**Direction**
Count every line that includes the string "příjemky" in the entries that follow. Nothing besides the number is needed.

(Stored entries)
____

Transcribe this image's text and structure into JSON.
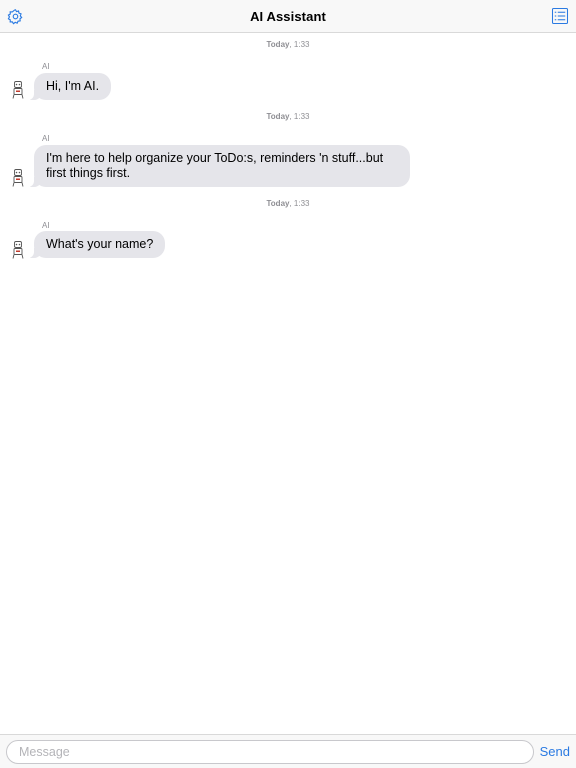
{
  "header": {
    "title": "AI Assistant",
    "left_icon": "gear-icon",
    "right_icon": "list-icon",
    "accent_color": "#2a7ae2"
  },
  "messages": [
    {
      "timestamp_day": "Today",
      "timestamp_time": ", 1:33",
      "sender": "AI",
      "text": "Hi, I'm AI."
    },
    {
      "timestamp_day": "Today",
      "timestamp_time": ", 1:33",
      "sender": "AI",
      "text": "I'm here to help organize your ToDo:s, reminders 'n stuff...but first things first."
    },
    {
      "timestamp_day": "Today",
      "timestamp_time": ", 1:33",
      "sender": "AI",
      "text": "What's your name?"
    }
  ],
  "composer": {
    "placeholder": "Message",
    "value": "",
    "send_label": "Send"
  },
  "colors": {
    "bubble_bg": "#e5e5ea",
    "timestamp": "#8e8e93"
  }
}
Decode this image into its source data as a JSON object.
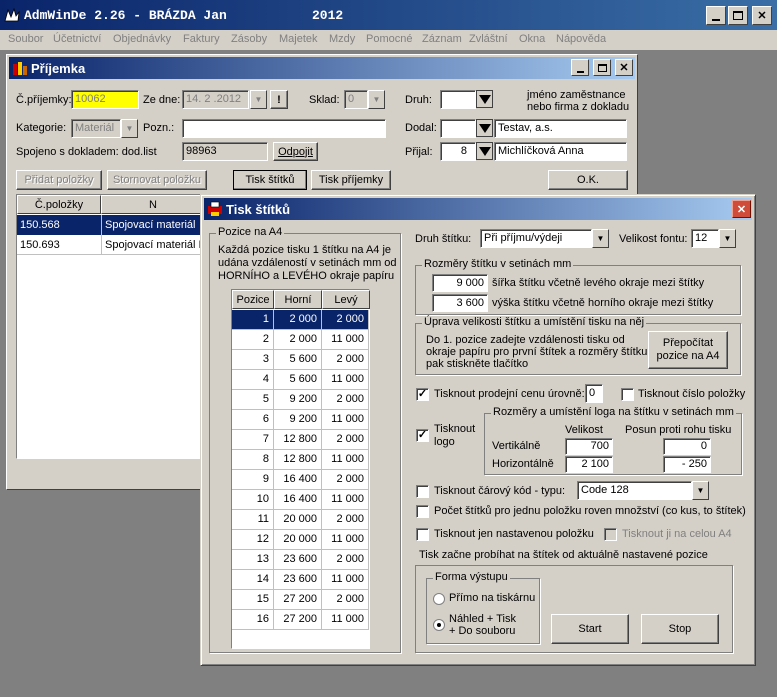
{
  "app": {
    "title": "AdmWinDe 2.26 - BRÁZDA Jan",
    "year": "2012"
  },
  "menu": [
    "Soubor",
    "Účetnictví",
    "Objednávky",
    "Faktury",
    "Zásoby",
    "Majetek",
    "Mzdy",
    "Pomocné",
    "Záznam",
    "Zvláštní",
    "Okna",
    "Nápověda"
  ],
  "prijemka": {
    "title": "Příjemka",
    "cislo_label": "Č.příjemky:",
    "cislo_value": "10062",
    "zedne_label": "Ze dne:",
    "zedne_value": "14. 2 .2012",
    "excl": "!",
    "sklad_label": "Sklad:",
    "sklad_value": "0",
    "druh_label": "Druh:",
    "jmeno_note": "jméno zaměstnance nebo firma z dokladu",
    "kategorie_label": "Kategorie:",
    "kategorie_value": "Materiál",
    "pozn_label": "Pozn.:",
    "dodal_label": "Dodal:",
    "dodal_name": "Testav, a.s.",
    "spojeno_label": "Spojeno s dokladem: dod.list",
    "spojeno_value": "98963",
    "odpojit": "Odpojit",
    "prijal_label": "Přijal:",
    "prijal_value": "8",
    "prijal_name": "Michlíčková Anna",
    "pridat": "Přidat položky",
    "stornovat": "Stornovat položku",
    "tisk_stitku": "Tisk štítků",
    "tisk_prijemky": "Tisk příjemky",
    "ok": "O.K.",
    "col_cpolozky": "Č.položky",
    "col_n": "N",
    "rows": [
      {
        "cislo": "150.568",
        "nazev": "Spojovací materiál"
      },
      {
        "cislo": "150.693",
        "nazev": "Spojovací materiál II"
      }
    ]
  },
  "dialog": {
    "title": "Tisk štítků",
    "pozice_group": "Pozice na A4",
    "pozice_note": "Každá pozice tisku 1 štítku na A4 je udána vzdáleností v setinách mm od HORNÍHO a LEVÉHO okraje papíru",
    "col_pozice": "Pozice",
    "col_horni": "Horní",
    "col_levy": "Levý",
    "positions": [
      {
        "p": "1",
        "h": "2 000",
        "l": "2 000"
      },
      {
        "p": "2",
        "h": "2 000",
        "l": "11 000"
      },
      {
        "p": "3",
        "h": "5 600",
        "l": "2 000"
      },
      {
        "p": "4",
        "h": "5 600",
        "l": "11 000"
      },
      {
        "p": "5",
        "h": "9 200",
        "l": "2 000"
      },
      {
        "p": "6",
        "h": "9 200",
        "l": "11 000"
      },
      {
        "p": "7",
        "h": "12 800",
        "l": "2 000"
      },
      {
        "p": "8",
        "h": "12 800",
        "l": "11 000"
      },
      {
        "p": "9",
        "h": "16 400",
        "l": "2 000"
      },
      {
        "p": "10",
        "h": "16 400",
        "l": "11 000"
      },
      {
        "p": "11",
        "h": "20 000",
        "l": "2 000"
      },
      {
        "p": "12",
        "h": "20 000",
        "l": "11 000"
      },
      {
        "p": "13",
        "h": "23 600",
        "l": "2 000"
      },
      {
        "p": "14",
        "h": "23 600",
        "l": "11 000"
      },
      {
        "p": "15",
        "h": "27 200",
        "l": "2 000"
      },
      {
        "p": "16",
        "h": "27 200",
        "l": "11 000"
      }
    ],
    "druh_label": "Druh štítku:",
    "druh_value": "Při příjmu/výdeji",
    "velikost_label": "Velikost fontu:",
    "velikost_value": "12",
    "rozmery_group": "Rozměry štítku v setinách mm",
    "sirka_value": "9 000",
    "sirka_label": "šířka štítku včetně levého okraje mezi štítky",
    "vyska_value": "3 600",
    "vyska_label": "výška štítku včetně horního okraje mezi štítky",
    "uprava_group": "Úprava velikosti štítku a umístění tisku na něj",
    "uprava_note": "Do 1. pozice zadejte vzdálenosti tisku od okraje papíru pro první štítek a rozměry štítku, pak stiskněte tlačítko",
    "prepocitat": "Přepočítat pozice na A4",
    "tisk_cenu_label": "Tisknout prodejní cenu úrovně:",
    "tisk_cenu_value": "0",
    "tisk_cislo_label": "Tisknout číslo položky",
    "tisk_logo_label": "Tisknout logo",
    "logo_group": "Rozměry a umístění loga na štítku v setinách mm",
    "col_velikost": "Velikost",
    "col_posun": "Posun proti rohu tisku",
    "vertikalne": "Vertikálně",
    "horizontalne": "Horizontálně",
    "vert_velikost": "700",
    "vert_posun": "0",
    "hor_velikost": "2 100",
    "hor_posun": "- 250",
    "carovy_label": "Tisknout čárový kód - typu:",
    "carovy_value": "Code 128",
    "pocet_label": "Počet štítků pro jednu položku roven množství (co kus, to štítek)",
    "jen_label": "Tisknout jen nastavenou položku",
    "celou_label": "Tisknout ji na celou A4",
    "zacne_note": "Tisk začne probíhat na štítek od aktuálně nastavené pozice",
    "forma_group": "Forma výstupu",
    "primo": "Přímo na tiskárnu",
    "nahled": "Náhled + Tisk\n+ Do souboru",
    "start": "Start",
    "stop": "Stop"
  }
}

____

**Response for this exercise**
2